• Exercise instructions
Across the entries below, count the lines in which the word "this" occurs. Reply with the count alone.

• Provided records
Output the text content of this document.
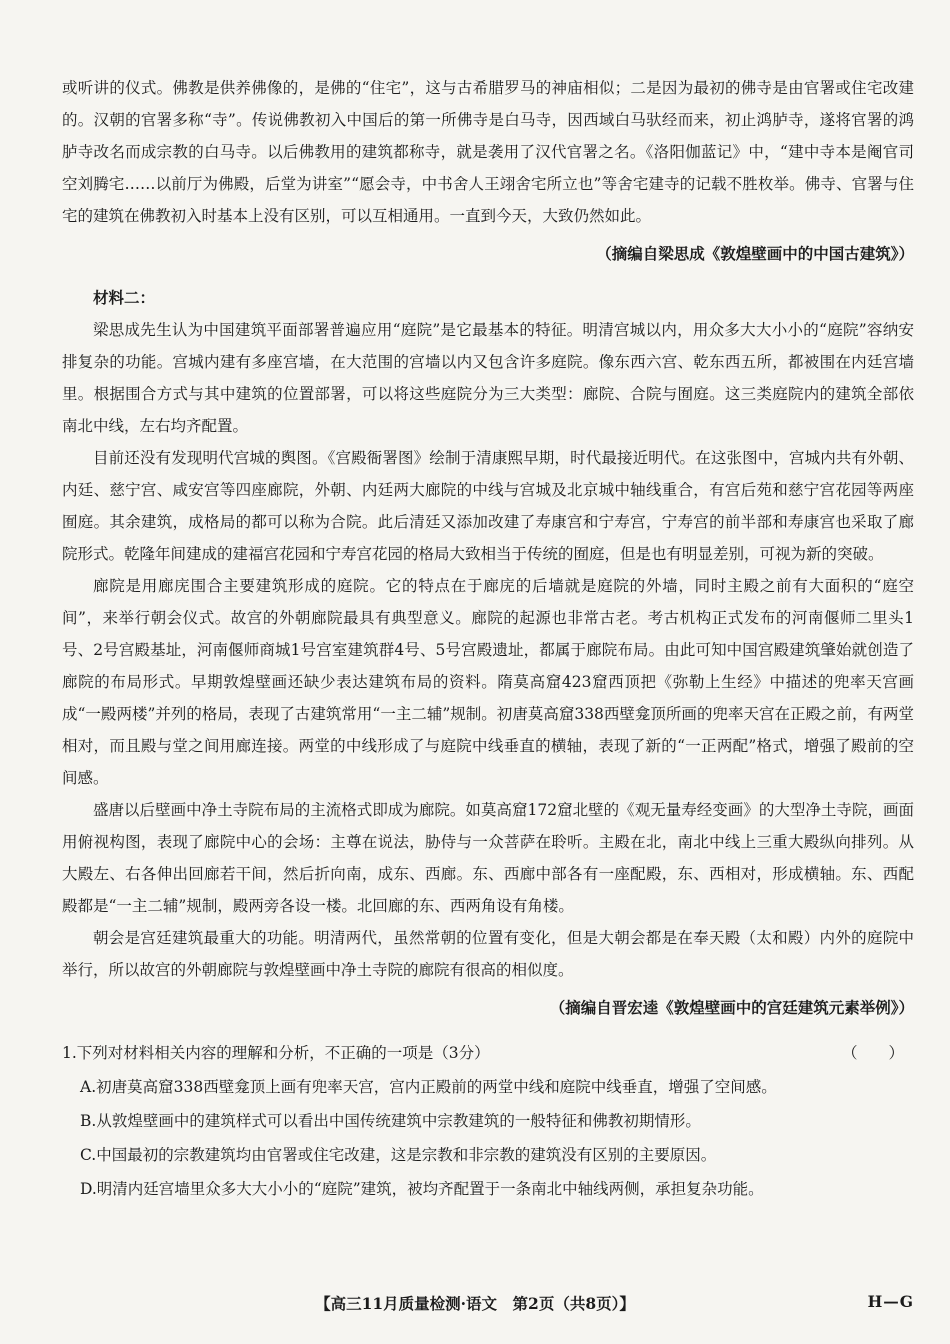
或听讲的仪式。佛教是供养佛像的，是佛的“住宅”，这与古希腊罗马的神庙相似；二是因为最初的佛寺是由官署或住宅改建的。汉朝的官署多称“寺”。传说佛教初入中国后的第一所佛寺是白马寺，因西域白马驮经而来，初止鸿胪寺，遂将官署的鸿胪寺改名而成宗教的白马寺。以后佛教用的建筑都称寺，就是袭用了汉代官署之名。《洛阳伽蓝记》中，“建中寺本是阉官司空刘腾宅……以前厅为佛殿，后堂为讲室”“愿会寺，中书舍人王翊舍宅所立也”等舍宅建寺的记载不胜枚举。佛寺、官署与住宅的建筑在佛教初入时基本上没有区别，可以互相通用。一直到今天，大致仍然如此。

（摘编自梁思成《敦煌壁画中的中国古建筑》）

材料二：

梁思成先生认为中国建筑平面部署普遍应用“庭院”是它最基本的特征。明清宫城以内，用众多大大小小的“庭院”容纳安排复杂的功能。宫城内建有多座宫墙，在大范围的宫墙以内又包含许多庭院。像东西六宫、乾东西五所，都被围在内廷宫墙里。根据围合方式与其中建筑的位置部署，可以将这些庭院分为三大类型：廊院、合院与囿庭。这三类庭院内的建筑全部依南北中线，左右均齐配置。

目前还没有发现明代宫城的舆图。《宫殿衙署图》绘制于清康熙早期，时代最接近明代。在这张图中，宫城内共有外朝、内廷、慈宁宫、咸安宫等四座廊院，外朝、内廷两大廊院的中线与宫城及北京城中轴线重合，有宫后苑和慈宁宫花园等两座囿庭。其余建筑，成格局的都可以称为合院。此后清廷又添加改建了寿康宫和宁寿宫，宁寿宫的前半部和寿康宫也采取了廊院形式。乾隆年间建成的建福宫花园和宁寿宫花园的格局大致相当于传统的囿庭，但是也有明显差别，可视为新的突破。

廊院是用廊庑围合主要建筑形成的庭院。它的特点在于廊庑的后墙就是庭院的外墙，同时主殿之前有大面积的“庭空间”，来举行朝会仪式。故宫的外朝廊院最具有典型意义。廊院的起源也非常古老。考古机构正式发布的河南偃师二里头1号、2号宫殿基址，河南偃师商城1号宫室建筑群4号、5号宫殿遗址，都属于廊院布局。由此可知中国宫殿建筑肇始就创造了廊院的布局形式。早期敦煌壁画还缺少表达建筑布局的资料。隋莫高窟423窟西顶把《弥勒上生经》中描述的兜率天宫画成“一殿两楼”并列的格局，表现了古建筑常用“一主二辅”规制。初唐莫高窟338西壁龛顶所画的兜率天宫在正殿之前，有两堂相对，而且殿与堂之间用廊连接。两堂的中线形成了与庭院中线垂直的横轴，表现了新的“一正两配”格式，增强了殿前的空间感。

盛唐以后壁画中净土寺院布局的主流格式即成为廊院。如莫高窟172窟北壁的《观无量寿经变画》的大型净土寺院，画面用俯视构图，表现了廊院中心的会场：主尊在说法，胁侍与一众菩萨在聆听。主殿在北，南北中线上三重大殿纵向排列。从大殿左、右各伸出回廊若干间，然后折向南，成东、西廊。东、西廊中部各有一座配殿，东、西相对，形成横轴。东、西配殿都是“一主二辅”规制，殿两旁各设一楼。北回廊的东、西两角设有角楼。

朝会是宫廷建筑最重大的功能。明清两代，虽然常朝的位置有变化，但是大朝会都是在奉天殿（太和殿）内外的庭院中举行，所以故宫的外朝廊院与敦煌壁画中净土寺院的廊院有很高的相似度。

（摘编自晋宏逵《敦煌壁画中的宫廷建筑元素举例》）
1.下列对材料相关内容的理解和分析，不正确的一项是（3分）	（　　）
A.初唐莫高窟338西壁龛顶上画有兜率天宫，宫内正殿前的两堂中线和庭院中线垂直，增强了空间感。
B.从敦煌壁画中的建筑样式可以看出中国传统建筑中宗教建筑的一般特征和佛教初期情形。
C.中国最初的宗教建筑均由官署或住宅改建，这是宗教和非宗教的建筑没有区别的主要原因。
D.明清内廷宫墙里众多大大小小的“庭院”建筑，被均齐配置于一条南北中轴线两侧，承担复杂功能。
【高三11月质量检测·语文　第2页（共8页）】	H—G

...

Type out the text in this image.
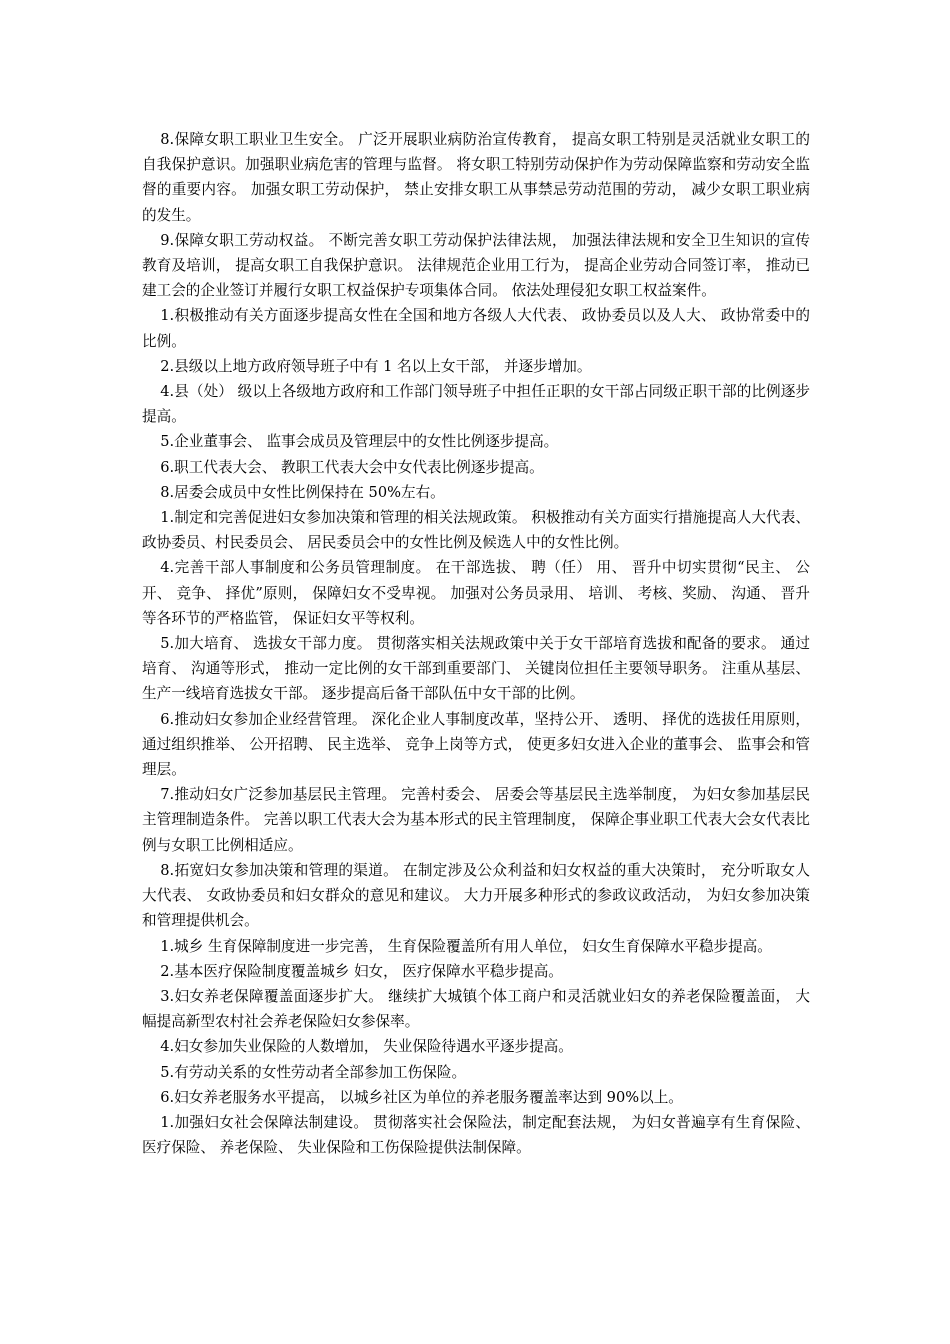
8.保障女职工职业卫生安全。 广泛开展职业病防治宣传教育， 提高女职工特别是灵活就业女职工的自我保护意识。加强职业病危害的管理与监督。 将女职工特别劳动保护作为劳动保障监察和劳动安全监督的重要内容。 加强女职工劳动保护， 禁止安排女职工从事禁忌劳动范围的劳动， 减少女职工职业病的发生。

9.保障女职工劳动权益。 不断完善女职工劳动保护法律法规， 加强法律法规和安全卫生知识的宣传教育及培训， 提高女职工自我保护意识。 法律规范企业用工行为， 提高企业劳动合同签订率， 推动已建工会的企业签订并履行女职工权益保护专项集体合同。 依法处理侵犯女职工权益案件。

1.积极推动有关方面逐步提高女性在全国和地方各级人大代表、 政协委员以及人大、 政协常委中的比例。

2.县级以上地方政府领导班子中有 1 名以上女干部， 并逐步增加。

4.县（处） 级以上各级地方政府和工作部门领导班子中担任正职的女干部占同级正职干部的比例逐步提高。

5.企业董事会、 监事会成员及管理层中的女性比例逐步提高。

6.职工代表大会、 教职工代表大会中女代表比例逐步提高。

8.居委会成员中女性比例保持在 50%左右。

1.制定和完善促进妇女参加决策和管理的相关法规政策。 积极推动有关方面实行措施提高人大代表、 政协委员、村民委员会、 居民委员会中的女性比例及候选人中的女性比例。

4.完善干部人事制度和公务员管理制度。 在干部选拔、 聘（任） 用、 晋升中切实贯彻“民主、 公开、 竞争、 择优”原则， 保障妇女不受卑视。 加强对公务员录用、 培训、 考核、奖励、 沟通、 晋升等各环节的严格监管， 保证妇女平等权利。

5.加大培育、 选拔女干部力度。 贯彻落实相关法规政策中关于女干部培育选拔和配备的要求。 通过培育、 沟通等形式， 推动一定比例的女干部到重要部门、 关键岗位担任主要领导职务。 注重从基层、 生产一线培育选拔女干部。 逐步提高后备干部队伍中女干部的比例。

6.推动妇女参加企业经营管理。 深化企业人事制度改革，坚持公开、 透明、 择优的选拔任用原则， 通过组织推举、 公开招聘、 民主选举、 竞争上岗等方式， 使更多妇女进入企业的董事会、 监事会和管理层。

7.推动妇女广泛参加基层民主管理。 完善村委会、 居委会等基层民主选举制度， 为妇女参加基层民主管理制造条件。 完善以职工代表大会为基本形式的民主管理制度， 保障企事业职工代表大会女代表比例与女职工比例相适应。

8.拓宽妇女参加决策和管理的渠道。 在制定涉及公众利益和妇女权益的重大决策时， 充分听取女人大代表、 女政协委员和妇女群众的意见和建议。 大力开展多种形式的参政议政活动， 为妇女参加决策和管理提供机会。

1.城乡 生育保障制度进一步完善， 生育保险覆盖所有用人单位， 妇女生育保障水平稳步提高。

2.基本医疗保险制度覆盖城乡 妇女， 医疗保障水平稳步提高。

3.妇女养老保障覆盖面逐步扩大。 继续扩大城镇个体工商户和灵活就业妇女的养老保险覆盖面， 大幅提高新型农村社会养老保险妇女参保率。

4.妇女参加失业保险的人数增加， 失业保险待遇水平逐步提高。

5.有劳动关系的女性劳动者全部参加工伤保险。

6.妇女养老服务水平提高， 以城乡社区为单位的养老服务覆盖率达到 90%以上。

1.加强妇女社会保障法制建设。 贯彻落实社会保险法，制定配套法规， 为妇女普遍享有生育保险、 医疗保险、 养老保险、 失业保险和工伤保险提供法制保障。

• Task result
2